◆ Short exercise
Each line that holds the word "text" should be returned.

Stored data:

+++++

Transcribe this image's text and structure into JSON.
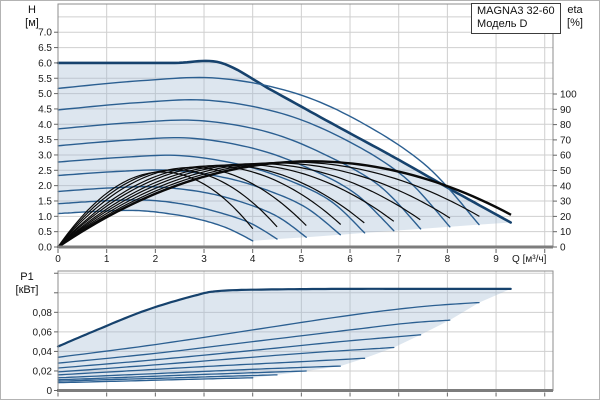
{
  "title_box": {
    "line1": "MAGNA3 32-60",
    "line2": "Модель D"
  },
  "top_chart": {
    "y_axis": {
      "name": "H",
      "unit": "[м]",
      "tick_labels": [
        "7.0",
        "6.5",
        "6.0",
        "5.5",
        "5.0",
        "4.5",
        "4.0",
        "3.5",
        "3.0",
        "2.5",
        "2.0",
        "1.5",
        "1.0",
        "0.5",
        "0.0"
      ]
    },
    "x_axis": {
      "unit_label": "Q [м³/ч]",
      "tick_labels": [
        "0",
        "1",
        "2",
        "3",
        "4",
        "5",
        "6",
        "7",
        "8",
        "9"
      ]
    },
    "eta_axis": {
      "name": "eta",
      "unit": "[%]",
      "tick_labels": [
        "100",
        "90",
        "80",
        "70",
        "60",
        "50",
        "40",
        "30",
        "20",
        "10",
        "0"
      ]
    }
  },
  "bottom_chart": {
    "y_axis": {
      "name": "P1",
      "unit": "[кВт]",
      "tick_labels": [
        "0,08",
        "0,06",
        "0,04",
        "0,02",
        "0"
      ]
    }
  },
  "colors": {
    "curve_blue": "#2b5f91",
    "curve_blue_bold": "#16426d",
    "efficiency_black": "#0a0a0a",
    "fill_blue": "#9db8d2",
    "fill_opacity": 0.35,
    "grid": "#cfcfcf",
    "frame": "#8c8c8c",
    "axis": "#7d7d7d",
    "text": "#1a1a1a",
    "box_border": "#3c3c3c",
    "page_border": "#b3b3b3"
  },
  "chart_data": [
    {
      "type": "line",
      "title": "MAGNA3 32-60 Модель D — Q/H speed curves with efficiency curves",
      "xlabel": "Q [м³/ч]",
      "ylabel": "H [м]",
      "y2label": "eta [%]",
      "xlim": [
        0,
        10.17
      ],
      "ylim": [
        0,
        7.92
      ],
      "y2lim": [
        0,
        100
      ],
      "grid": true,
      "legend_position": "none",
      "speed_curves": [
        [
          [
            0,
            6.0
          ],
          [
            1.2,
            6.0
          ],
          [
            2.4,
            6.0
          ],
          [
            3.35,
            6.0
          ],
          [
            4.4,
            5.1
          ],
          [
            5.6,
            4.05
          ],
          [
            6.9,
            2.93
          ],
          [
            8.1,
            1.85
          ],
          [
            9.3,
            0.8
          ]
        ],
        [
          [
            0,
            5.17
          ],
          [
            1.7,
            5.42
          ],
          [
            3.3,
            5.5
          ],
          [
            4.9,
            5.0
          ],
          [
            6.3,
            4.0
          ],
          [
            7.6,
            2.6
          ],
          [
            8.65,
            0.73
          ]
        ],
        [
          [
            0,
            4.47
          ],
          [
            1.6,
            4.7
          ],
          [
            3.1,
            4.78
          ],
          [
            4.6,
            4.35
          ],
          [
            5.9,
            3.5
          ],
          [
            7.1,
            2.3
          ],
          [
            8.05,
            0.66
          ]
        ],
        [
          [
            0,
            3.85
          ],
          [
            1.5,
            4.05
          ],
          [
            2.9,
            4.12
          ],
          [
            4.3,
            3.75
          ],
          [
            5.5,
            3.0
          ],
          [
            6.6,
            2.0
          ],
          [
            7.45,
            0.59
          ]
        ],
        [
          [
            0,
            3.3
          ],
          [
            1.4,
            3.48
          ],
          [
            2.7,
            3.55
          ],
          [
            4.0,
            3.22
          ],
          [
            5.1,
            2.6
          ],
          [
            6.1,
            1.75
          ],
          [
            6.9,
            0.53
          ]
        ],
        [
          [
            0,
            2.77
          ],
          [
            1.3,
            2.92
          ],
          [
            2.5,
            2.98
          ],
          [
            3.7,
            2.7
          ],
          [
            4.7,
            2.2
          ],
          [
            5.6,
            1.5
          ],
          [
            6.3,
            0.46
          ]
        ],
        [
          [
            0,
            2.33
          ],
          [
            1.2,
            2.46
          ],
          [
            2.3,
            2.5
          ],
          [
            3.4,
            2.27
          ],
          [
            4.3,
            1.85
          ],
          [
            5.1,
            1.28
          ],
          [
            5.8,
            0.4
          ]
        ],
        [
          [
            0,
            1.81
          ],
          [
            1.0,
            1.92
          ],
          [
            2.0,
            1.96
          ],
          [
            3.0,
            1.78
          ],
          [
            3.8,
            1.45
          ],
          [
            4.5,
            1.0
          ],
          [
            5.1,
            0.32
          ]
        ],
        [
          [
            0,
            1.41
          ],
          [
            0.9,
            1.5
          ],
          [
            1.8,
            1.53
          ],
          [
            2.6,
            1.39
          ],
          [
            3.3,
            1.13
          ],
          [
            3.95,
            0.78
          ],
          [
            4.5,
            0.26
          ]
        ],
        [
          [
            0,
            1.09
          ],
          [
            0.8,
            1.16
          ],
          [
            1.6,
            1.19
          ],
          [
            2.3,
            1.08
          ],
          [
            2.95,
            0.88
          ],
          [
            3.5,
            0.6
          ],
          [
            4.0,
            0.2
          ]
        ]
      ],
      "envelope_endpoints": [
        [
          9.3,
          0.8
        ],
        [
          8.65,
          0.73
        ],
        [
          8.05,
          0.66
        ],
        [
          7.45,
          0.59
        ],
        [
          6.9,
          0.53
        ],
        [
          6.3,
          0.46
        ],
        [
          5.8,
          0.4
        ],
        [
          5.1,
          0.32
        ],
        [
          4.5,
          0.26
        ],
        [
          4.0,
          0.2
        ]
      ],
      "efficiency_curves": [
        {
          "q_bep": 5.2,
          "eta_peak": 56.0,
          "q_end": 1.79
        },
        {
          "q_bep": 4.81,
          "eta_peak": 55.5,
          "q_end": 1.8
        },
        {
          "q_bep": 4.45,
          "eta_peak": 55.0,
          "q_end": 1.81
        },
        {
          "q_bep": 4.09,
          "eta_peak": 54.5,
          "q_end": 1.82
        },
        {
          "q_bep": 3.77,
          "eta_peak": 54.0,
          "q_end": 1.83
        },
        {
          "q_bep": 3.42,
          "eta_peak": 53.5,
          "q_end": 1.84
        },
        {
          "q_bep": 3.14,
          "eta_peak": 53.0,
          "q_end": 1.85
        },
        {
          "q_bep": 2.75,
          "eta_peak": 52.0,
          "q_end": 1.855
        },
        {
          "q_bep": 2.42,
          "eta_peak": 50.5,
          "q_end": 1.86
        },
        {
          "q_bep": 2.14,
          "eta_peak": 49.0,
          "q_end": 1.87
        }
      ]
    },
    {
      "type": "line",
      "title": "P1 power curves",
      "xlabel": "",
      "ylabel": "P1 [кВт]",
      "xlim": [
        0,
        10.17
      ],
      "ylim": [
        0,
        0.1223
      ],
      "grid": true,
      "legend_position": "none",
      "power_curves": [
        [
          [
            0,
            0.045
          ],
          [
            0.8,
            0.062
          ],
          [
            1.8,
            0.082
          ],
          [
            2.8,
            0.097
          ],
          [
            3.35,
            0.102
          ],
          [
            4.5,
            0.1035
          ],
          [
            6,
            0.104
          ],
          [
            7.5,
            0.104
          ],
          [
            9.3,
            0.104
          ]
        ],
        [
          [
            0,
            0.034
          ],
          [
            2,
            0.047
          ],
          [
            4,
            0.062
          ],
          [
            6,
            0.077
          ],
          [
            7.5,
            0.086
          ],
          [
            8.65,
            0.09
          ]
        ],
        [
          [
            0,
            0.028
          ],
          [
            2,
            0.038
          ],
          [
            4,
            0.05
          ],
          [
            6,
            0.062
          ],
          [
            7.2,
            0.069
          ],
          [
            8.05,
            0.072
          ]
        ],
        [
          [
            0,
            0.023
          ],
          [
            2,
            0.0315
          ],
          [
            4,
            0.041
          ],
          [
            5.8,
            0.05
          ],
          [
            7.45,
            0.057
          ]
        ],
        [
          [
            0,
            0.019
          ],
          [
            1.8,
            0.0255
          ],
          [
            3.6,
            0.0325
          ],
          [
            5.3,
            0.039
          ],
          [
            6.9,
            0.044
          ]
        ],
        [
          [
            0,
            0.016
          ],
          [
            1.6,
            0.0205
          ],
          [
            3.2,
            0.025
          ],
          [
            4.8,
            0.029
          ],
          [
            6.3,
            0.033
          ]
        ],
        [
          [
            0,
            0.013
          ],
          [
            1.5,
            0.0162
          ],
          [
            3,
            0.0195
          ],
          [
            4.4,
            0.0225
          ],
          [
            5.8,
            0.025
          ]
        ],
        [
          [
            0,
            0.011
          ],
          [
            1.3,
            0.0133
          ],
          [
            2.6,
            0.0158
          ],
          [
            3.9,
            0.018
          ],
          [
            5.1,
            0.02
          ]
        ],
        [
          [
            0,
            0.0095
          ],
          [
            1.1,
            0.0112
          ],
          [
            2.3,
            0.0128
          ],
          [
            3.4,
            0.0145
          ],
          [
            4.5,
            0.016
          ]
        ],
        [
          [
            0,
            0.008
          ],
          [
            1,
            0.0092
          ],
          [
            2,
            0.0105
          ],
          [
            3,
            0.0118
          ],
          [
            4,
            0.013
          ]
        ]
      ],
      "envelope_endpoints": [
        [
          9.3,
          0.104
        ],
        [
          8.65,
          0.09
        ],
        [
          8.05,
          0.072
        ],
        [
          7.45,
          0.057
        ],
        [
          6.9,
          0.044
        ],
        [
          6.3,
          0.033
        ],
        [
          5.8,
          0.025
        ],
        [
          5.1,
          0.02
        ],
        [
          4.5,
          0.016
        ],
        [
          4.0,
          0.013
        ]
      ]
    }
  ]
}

+++++

◆ Exercise result
Transcribe this image's text and structure into JSON.
    "text": "#1a1a1a",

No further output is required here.